Data records
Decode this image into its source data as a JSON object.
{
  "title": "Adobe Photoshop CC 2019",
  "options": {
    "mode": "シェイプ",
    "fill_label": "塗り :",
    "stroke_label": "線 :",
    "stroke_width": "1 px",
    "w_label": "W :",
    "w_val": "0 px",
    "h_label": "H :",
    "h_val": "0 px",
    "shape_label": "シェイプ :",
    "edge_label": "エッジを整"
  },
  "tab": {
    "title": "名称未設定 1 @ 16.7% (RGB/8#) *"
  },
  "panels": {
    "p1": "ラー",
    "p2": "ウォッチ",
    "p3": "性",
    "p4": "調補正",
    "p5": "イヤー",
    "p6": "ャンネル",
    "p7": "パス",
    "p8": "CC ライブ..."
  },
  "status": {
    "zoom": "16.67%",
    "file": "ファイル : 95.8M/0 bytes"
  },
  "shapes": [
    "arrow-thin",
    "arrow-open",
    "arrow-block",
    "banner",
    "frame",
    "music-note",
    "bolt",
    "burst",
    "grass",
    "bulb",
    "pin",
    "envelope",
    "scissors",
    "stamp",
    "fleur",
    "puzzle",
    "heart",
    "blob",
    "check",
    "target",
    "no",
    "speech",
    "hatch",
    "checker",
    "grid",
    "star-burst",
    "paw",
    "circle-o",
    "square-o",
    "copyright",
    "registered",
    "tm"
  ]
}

_Your instructions_.
Send back all of the entries exactly, with nothing missing.

_Written answer_.
Decode this image into its source data as a JSON object.
{
  "title": "Adobe Photoshop CC 2019",
  "options": {
    "mode": "シェイプ",
    "fill_label": "塗り :",
    "stroke_label": "線 :",
    "stroke_width": "1 px",
    "w_label": "W :",
    "w_val": "0 px",
    "h_label": "H :",
    "h_val": "0 px",
    "shape_label": "シェイプ :",
    "edge_label": "エッジを整"
  },
  "tab": {
    "title": "名称未設定 1 @ 16.7% (RGB/8#) *"
  },
  "panels": {
    "p1": "ラー",
    "p2": "ウォッチ",
    "p3": "性",
    "p4": "調補正",
    "p5": "イヤー",
    "p6": "ャンネル",
    "p7": "パス",
    "p8": "CC ライブ..."
  },
  "status": {
    "zoom": "16.67%",
    "file": "ファイル : 95.8M/0 bytes"
  },
  "shapes": [
    "arrow-thin",
    "arrow-open",
    "arrow-block",
    "banner",
    "frame",
    "music-note",
    "bolt",
    "burst",
    "grass",
    "bulb",
    "pin",
    "envelope",
    "scissors",
    "stamp",
    "fleur",
    "puzzle",
    "heart",
    "blob",
    "check",
    "target",
    "no",
    "speech",
    "hatch",
    "checker",
    "grid",
    "star-burst",
    "paw",
    "circle-o",
    "square-o",
    "copyright",
    "registered",
    "tm"
  ]
}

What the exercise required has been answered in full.